[Figure record extracts]
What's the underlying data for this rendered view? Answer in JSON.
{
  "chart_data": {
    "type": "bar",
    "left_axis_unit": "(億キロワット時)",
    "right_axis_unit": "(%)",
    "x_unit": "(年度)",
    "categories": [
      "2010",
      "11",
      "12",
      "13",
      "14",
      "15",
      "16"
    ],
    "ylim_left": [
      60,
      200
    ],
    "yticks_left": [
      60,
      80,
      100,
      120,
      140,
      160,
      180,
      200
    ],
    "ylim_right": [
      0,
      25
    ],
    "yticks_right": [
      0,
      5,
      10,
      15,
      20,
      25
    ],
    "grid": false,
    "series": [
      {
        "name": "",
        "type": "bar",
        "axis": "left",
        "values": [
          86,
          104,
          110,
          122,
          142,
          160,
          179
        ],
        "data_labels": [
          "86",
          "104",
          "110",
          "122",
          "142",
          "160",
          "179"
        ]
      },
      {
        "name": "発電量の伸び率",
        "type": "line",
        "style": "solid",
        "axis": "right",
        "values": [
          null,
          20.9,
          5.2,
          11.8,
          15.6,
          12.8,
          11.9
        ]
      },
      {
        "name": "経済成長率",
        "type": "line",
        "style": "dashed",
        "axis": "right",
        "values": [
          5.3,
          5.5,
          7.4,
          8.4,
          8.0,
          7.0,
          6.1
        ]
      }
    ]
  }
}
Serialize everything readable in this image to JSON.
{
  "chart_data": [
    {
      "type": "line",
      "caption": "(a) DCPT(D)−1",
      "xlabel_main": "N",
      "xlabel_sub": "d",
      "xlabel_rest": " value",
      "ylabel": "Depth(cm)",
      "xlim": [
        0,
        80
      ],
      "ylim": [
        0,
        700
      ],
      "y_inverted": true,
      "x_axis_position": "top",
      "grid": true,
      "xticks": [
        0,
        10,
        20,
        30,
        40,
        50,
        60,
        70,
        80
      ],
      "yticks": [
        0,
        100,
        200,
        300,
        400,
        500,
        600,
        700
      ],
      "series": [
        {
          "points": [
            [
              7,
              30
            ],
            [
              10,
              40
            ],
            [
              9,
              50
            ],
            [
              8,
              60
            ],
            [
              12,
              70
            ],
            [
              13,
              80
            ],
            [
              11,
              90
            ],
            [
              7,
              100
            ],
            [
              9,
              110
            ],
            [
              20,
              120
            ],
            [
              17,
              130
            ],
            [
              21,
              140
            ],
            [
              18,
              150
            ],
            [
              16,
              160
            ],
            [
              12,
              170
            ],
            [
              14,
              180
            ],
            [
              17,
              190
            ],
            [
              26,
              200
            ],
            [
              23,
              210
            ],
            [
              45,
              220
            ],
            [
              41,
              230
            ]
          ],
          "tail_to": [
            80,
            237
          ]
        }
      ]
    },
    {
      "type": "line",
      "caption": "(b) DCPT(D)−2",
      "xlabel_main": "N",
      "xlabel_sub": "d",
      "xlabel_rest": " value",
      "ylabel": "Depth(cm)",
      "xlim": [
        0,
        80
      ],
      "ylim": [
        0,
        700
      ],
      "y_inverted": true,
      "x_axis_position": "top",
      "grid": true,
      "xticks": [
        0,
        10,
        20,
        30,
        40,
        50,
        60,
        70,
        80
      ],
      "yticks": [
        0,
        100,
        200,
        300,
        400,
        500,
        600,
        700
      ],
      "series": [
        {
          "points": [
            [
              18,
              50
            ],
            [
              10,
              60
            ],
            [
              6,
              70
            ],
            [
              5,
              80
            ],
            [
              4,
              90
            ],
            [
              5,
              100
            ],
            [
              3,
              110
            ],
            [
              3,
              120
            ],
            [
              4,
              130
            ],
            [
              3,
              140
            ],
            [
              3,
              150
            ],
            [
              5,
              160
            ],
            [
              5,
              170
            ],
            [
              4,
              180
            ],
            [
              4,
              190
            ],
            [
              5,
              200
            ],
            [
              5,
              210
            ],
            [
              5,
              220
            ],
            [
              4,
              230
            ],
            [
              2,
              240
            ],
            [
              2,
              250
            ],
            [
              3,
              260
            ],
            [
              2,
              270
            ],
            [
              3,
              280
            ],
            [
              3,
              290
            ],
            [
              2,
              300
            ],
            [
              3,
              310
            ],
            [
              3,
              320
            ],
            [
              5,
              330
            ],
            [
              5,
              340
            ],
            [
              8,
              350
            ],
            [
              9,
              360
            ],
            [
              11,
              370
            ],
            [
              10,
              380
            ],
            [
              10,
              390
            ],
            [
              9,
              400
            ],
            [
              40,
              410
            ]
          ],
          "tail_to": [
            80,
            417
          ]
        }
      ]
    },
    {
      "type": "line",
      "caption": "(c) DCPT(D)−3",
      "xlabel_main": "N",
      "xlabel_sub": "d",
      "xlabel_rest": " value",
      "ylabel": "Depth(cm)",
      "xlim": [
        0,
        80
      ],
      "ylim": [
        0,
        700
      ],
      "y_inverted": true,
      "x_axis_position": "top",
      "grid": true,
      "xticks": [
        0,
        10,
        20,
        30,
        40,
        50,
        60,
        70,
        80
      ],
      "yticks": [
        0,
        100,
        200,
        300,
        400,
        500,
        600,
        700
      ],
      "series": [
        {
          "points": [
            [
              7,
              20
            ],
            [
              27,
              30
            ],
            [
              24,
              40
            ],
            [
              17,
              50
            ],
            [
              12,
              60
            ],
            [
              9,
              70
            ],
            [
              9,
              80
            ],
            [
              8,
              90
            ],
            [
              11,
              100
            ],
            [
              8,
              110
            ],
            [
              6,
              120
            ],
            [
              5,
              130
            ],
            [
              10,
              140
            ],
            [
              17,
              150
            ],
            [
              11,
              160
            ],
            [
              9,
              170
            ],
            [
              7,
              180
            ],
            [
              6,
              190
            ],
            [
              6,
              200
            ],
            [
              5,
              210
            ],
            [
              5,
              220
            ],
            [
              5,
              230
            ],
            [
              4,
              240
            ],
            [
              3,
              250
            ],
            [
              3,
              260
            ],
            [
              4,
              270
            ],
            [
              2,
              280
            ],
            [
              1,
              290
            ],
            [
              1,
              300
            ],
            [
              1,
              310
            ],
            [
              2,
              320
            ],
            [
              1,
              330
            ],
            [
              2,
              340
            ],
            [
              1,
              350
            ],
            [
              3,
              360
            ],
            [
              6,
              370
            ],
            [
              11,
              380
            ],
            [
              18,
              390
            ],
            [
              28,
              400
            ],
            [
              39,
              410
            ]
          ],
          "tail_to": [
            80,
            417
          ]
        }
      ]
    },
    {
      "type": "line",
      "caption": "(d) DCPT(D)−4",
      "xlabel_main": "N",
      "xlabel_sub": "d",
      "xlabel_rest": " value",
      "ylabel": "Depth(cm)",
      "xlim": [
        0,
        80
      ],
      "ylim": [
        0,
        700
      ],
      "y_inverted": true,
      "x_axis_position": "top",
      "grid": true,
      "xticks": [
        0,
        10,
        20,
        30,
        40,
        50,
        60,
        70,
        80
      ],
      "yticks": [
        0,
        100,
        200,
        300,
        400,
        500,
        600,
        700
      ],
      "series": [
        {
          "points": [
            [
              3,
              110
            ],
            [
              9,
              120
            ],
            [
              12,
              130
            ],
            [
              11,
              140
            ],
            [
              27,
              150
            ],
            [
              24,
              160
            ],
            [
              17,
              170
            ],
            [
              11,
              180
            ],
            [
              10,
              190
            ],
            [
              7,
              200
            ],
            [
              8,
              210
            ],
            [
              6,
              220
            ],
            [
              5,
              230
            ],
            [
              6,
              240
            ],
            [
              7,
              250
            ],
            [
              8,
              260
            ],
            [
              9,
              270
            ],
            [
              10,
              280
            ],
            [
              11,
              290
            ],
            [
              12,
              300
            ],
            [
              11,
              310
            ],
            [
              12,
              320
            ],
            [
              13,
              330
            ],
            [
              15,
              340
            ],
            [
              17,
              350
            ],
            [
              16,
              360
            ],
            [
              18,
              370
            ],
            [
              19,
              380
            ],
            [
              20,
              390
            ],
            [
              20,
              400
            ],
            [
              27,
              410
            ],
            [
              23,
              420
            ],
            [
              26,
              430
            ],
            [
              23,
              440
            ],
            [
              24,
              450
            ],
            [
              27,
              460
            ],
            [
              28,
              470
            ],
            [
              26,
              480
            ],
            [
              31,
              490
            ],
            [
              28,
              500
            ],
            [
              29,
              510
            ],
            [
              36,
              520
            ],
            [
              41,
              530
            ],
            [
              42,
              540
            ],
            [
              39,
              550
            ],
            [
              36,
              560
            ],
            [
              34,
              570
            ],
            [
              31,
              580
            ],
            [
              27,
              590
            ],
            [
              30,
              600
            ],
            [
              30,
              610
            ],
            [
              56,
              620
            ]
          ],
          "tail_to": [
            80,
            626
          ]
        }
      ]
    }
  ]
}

### YOUR GOAL:
Wherever the word "DCPT" occurs in a line of the listing, copy that line.

### EXERCISE OUTPUT:
      "caption": "(a) DCPT(D)−1",
      "caption": "(b) DCPT(D)−2",
      "caption": "(c) DCPT(D)−3",
      "caption": "(d) DCPT(D)−4",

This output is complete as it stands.